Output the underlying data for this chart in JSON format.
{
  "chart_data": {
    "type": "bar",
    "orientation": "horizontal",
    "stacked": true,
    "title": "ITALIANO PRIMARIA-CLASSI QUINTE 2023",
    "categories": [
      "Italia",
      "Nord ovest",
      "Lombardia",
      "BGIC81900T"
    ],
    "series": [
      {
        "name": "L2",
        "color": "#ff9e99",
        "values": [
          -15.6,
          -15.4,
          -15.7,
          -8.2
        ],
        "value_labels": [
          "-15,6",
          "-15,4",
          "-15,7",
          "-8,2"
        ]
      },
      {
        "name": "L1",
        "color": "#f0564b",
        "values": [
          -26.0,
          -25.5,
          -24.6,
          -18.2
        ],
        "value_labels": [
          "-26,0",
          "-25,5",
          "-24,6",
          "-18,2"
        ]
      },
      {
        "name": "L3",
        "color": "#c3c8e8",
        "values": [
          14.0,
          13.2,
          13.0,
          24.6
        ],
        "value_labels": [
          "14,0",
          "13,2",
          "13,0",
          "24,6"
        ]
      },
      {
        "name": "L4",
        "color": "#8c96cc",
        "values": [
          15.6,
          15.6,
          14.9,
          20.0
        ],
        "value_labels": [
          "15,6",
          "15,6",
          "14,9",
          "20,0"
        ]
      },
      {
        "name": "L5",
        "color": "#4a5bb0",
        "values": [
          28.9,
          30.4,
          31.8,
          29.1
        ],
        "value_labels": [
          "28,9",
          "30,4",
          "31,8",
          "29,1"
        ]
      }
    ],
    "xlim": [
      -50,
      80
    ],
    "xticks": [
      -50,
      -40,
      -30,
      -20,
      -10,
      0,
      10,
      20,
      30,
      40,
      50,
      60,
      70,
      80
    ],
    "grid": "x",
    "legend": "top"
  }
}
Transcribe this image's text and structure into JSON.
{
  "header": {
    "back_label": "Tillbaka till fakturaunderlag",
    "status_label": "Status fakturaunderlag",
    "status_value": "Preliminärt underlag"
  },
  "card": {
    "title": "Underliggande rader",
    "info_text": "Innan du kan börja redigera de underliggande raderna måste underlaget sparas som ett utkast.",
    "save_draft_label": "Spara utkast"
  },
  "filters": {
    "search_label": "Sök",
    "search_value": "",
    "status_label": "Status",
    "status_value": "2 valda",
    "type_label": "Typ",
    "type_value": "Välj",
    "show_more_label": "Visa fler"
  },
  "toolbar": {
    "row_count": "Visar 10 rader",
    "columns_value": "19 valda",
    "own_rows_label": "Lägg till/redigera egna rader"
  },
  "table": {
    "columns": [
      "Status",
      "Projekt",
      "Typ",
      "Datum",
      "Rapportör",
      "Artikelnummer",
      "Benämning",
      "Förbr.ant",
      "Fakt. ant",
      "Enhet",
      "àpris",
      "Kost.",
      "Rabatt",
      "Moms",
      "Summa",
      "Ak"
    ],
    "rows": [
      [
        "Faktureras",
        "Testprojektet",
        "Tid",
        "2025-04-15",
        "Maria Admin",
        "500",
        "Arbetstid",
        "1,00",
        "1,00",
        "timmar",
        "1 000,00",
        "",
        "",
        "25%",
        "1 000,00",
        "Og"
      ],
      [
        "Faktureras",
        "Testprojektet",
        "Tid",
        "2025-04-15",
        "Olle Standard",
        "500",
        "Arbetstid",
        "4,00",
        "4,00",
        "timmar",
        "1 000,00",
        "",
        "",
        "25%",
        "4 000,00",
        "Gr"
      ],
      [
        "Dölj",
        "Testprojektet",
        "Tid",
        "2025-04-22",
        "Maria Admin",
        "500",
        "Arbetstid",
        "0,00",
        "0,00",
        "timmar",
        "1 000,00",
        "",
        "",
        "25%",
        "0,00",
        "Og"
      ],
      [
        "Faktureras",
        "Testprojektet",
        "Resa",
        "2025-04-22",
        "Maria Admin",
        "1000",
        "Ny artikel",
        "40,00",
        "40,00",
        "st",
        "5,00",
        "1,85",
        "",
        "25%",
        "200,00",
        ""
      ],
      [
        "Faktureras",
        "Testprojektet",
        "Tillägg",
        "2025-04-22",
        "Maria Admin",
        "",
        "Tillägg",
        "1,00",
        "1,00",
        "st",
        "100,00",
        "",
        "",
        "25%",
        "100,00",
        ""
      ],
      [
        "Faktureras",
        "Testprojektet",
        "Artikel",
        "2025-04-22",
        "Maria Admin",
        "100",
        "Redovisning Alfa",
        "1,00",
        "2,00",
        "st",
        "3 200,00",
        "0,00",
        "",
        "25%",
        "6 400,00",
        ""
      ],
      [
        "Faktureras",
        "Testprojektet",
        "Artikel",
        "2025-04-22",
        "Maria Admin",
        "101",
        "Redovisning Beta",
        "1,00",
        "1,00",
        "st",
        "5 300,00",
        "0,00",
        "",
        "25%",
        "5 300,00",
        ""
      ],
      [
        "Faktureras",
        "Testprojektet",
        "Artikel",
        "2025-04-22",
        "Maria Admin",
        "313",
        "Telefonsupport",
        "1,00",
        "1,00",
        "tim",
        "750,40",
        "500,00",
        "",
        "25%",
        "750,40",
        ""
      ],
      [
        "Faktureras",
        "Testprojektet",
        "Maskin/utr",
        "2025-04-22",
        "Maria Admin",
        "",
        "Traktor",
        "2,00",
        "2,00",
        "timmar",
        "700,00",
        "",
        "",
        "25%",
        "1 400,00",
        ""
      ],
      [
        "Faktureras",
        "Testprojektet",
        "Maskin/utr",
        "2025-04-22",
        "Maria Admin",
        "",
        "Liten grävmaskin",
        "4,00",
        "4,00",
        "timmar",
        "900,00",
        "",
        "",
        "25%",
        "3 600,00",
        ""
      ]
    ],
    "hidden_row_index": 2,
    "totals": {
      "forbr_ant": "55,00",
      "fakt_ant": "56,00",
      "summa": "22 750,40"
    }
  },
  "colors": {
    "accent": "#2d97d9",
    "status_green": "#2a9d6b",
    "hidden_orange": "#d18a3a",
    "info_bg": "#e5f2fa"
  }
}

____

- _CHALLENGE_
Type out the material again exactly as presented.

- _EXERCISE RESULT_
Output the underlying data for this chart in JSON format.
{
  "chart_data": {
    "type": "bar",
    "orientation": "horizontal",
    "stacked": true,
    "title": "ITALIANO PRIMARIA-CLASSI QUINTE 2023",
    "categories": [
      "Italia",
      "Nord ovest",
      "Lombardia",
      "BGIC81900T"
    ],
    "series": [
      {
        "name": "L2",
        "color": "#ff9e99",
        "values": [
          -15.6,
          -15.4,
          -15.7,
          -8.2
        ],
        "value_labels": [
          "-15,6",
          "-15,4",
          "-15,7",
          "-8,2"
        ]
      },
      {
        "name": "L1",
        "color": "#f0564b",
        "values": [
          -26.0,
          -25.5,
          -24.6,
          -18.2
        ],
        "value_labels": [
          "-26,0",
          "-25,5",
          "-24,6",
          "-18,2"
        ]
      },
      {
        "name": "L3",
        "color": "#c3c8e8",
        "values": [
          14.0,
          13.2,
          13.0,
          24.6
        ],
        "value_labels": [
          "14,0",
          "13,2",
          "13,0",
          "24,6"
        ]
      },
      {
        "name": "L4",
        "color": "#8c96cc",
        "values": [
          15.6,
          15.6,
          14.9,
          20.0
        ],
        "value_labels": [
          "15,6",
          "15,6",
          "14,9",
          "20,0"
        ]
      },
      {
        "name": "L5",
        "color": "#4a5bb0",
        "values": [
          28.9,
          30.4,
          31.8,
          29.1
        ],
        "value_labels": [
          "28,9",
          "30,4",
          "31,8",
          "29,1"
        ]
      }
    ],
    "xlim": [
      -50,
      80
    ],
    "xticks": [
      -50,
      -40,
      -30,
      -20,
      -10,
      0,
      10,
      20,
      30,
      40,
      50,
      60,
      70,
      80
    ],
    "grid": "x",
    "legend": "top"
  }
}
Transcribe this image's text and structure into JSON.
{
  "header": {
    "back_label": "Tillbaka till fakturaunderlag",
    "status_label": "Status fakturaunderlag",
    "status_value": "Preliminärt underlag"
  },
  "card": {
    "title": "Underliggande rader",
    "info_text": "Innan du kan börja redigera de underliggande raderna måste underlaget sparas som ett utkast.",
    "save_draft_label": "Spara utkast"
  },
  "filters": {
    "search_label": "Sök",
    "search_value": "",
    "status_label": "Status",
    "status_value": "2 valda",
    "type_label": "Typ",
    "type_value": "Välj",
    "show_more_label": "Visa fler"
  },
  "toolbar": {
    "row_count": "Visar 10 rader",
    "columns_value": "19 valda",
    "own_rows_label": "Lägg till/redigera egna rader"
  },
  "table": {
    "columns": [
      "Status",
      "Projekt",
      "Typ",
      "Datum",
      "Rapportör",
      "Artikelnummer",
      "Benämning",
      "Förbr.ant",
      "Fakt. ant",
      "Enhet",
      "àpris",
      "Kost.",
      "Rabatt",
      "Moms",
      "Summa",
      "Ak"
    ],
    "rows": [
      [
        "Faktureras",
        "Testprojektet",
        "Tid",
        "2025-04-15",
        "Maria Admin",
        "500",
        "Arbetstid",
        "1,00",
        "1,00",
        "timmar",
        "1 000,00",
        "",
        "",
        "25%",
        "1 000,00",
        "Og"
      ],
      [
        "Faktureras",
        "Testprojektet",
        "Tid",
        "2025-04-15",
        "Olle Standard",
        "500",
        "Arbetstid",
        "4,00",
        "4,00",
        "timmar",
        "1 000,00",
        "",
        "",
        "25%",
        "4 000,00",
        "Gr"
      ],
      [
        "Dölj",
        "Testprojektet",
        "Tid",
        "2025-04-22",
        "Maria Admin",
        "500",
        "Arbetstid",
        "0,00",
        "0,00",
        "timmar",
        "1 000,00",
        "",
        "",
        "25%",
        "0,00",
        "Og"
      ],
      [
        "Faktureras",
        "Testprojektet",
        "Resa",
        "2025-04-22",
        "Maria Admin",
        "1000",
        "Ny artikel",
        "40,00",
        "40,00",
        "st",
        "5,00",
        "1,85",
        "",
        "25%",
        "200,00",
        ""
      ],
      [
        "Faktureras",
        "Testprojektet",
        "Tillägg",
        "2025-04-22",
        "Maria Admin",
        "",
        "Tillägg",
        "1,00",
        "1,00",
        "st",
        "100,00",
        "",
        "",
        "25%",
        "100,00",
        ""
      ],
      [
        "Faktureras",
        "Testprojektet",
        "Artikel",
        "2025-04-22",
        "Maria Admin",
        "100",
        "Redovisning Alfa",
        "1,00",
        "2,00",
        "st",
        "3 200,00",
        "0,00",
        "",
        "25%",
        "6 400,00",
        ""
      ],
      [
        "Faktureras",
        "Testprojektet",
        "Artikel",
        "2025-04-22",
        "Maria Admin",
        "101",
        "Redovisning Beta",
        "1,00",
        "1,00",
        "st",
        "5 300,00",
        "0,00",
        "",
        "25%",
        "5 300,00",
        ""
      ],
      [
        "Faktureras",
        "Testprojektet",
        "Artikel",
        "2025-04-22",
        "Maria Admin",
        "313",
        "Telefonsupport",
        "1,00",
        "1,00",
        "tim",
        "750,40",
        "500,00",
        "",
        "25%",
        "750,40",
        ""
      ],
      [
        "Faktureras",
        "Testprojektet",
        "Maskin/utr",
        "2025-04-22",
        "Maria Admin",
        "",
        "Traktor",
        "2,00",
        "2,00",
        "timmar",
        "700,00",
        "",
        "",
        "25%",
        "1 400,00",
        ""
      ],
      [
        "Faktureras",
        "Testprojektet",
        "Maskin/utr",
        "2025-04-22",
        "Maria Admin",
        "",
        "Liten grävmaskin",
        "4,00",
        "4,00",
        "timmar",
        "900,00",
        "",
        "",
        "25%",
        "3 600,00",
        ""
      ]
    ],
    "hidden_row_index": 2,
    "totals": {
      "forbr_ant": "55,00",
      "fakt_ant": "56,00",
      "summa": "22 750,40"
    }
  },
  "colors": {
    "accent": "#2d97d9",
    "status_green": "#2a9d6b",
    "hidden_orange": "#d18a3a",
    "info_bg": "#e5f2fa"
  }
}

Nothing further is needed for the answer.